*What to produce*:
Please restate the following records word for word.

[Data extracted from a collection]
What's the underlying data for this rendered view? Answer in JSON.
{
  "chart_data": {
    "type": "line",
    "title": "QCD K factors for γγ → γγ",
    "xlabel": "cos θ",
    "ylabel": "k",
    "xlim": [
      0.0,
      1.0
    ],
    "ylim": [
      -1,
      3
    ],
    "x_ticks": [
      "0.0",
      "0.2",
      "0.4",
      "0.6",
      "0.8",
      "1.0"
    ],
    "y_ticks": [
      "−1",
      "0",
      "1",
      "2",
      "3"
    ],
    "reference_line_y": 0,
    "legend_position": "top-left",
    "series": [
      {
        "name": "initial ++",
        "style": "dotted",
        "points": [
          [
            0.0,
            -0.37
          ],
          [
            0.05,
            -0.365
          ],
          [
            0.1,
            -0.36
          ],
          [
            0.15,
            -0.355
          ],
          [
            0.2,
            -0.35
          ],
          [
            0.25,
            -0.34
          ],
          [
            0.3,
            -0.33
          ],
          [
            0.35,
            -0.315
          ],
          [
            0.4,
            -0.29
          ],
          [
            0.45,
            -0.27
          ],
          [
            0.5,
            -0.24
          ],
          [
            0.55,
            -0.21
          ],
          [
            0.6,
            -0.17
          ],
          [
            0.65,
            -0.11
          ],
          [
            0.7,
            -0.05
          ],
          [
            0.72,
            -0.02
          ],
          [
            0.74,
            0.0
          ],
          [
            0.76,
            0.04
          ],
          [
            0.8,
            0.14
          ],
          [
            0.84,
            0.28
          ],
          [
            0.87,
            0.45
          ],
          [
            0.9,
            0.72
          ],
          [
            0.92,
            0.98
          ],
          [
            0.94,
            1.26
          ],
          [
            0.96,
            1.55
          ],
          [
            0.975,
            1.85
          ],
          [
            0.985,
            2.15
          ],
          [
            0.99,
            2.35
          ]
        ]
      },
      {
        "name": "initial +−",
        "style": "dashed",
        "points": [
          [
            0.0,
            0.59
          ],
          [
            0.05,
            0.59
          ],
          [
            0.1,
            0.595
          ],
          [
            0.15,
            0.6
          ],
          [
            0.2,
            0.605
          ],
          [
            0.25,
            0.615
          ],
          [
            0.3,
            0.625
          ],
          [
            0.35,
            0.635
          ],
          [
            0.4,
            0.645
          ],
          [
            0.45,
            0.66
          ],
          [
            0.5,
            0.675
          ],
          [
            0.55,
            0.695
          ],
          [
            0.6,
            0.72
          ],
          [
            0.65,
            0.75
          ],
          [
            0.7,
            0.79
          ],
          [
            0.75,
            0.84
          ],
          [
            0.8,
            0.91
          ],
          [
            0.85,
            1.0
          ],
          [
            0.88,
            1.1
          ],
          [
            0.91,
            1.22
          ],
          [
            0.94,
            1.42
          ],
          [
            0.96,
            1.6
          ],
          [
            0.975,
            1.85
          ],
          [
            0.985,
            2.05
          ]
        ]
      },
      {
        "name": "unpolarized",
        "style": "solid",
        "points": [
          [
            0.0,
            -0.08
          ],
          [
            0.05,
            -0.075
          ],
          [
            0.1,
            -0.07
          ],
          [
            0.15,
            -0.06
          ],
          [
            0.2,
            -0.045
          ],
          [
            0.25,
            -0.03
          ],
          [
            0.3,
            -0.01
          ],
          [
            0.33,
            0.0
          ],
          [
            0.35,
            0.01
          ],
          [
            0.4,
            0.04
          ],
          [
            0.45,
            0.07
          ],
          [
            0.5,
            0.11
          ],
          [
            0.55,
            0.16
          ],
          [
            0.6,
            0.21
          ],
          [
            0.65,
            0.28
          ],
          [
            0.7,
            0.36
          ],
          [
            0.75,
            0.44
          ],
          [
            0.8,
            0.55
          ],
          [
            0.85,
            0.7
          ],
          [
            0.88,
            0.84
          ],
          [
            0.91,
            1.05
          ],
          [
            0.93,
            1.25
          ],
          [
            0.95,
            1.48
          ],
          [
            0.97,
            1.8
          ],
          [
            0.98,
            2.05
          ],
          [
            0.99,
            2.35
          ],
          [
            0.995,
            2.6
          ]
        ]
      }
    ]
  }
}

*Output for this task*:
What's the underlying data for this rendered view? Answer in JSON.
{
  "chart_data": {
    "type": "line",
    "title": "QCD K factors for γγ → γγ",
    "xlabel": "cos θ",
    "ylabel": "k",
    "xlim": [
      0.0,
      1.0
    ],
    "ylim": [
      -1,
      3
    ],
    "x_ticks": [
      "0.0",
      "0.2",
      "0.4",
      "0.6",
      "0.8",
      "1.0"
    ],
    "y_ticks": [
      "−1",
      "0",
      "1",
      "2",
      "3"
    ],
    "reference_line_y": 0,
    "legend_position": "top-left",
    "series": [
      {
        "name": "initial ++",
        "style": "dotted",
        "points": [
          [
            0.0,
            -0.37
          ],
          [
            0.05,
            -0.365
          ],
          [
            0.1,
            -0.36
          ],
          [
            0.15,
            -0.355
          ],
          [
            0.2,
            -0.35
          ],
          [
            0.25,
            -0.34
          ],
          [
            0.3,
            -0.33
          ],
          [
            0.35,
            -0.315
          ],
          [
            0.4,
            -0.29
          ],
          [
            0.45,
            -0.27
          ],
          [
            0.5,
            -0.24
          ],
          [
            0.55,
            -0.21
          ],
          [
            0.6,
            -0.17
          ],
          [
            0.65,
            -0.11
          ],
          [
            0.7,
            -0.05
          ],
          [
            0.72,
            -0.02
          ],
          [
            0.74,
            0.0
          ],
          [
            0.76,
            0.04
          ],
          [
            0.8,
            0.14
          ],
          [
            0.84,
            0.28
          ],
          [
            0.87,
            0.45
          ],
          [
            0.9,
            0.72
          ],
          [
            0.92,
            0.98
          ],
          [
            0.94,
            1.26
          ],
          [
            0.96,
            1.55
          ],
          [
            0.975,
            1.85
          ],
          [
            0.985,
            2.15
          ],
          [
            0.99,
            2.35
          ]
        ]
      },
      {
        "name": "initial +−",
        "style": "dashed",
        "points": [
          [
            0.0,
            0.59
          ],
          [
            0.05,
            0.59
          ],
          [
            0.1,
            0.595
          ],
          [
            0.15,
            0.6
          ],
          [
            0.2,
            0.605
          ],
          [
            0.25,
            0.615
          ],
          [
            0.3,
            0.625
          ],
          [
            0.35,
            0.635
          ],
          [
            0.4,
            0.645
          ],
          [
            0.45,
            0.66
          ],
          [
            0.5,
            0.675
          ],
          [
            0.55,
            0.695
          ],
          [
            0.6,
            0.72
          ],
          [
            0.65,
            0.75
          ],
          [
            0.7,
            0.79
          ],
          [
            0.75,
            0.84
          ],
          [
            0.8,
            0.91
          ],
          [
            0.85,
            1.0
          ],
          [
            0.88,
            1.1
          ],
          [
            0.91,
            1.22
          ],
          [
            0.94,
            1.42
          ],
          [
            0.96,
            1.6
          ],
          [
            0.975,
            1.85
          ],
          [
            0.985,
            2.05
          ]
        ]
      },
      {
        "name": "unpolarized",
        "style": "solid",
        "points": [
          [
            0.0,
            -0.08
          ],
          [
            0.05,
            -0.075
          ],
          [
            0.1,
            -0.07
          ],
          [
            0.15,
            -0.06
          ],
          [
            0.2,
            -0.045
          ],
          [
            0.25,
            -0.03
          ],
          [
            0.3,
            -0.01
          ],
          [
            0.33,
            0.0
          ],
          [
            0.35,
            0.01
          ],
          [
            0.4,
            0.04
          ],
          [
            0.45,
            0.07
          ],
          [
            0.5,
            0.11
          ],
          [
            0.55,
            0.16
          ],
          [
            0.6,
            0.21
          ],
          [
            0.65,
            0.28
          ],
          [
            0.7,
            0.36
          ],
          [
            0.75,
            0.44
          ],
          [
            0.8,
            0.55
          ],
          [
            0.85,
            0.7
          ],
          [
            0.88,
            0.84
          ],
          [
            0.91,
            1.05
          ],
          [
            0.93,
            1.25
          ],
          [
            0.95,
            1.48
          ],
          [
            0.97,
            1.8
          ],
          [
            0.98,
            2.05
          ],
          [
            0.99,
            2.35
          ],
          [
            0.995,
            2.6
          ]
        ]
      }
    ]
  }
}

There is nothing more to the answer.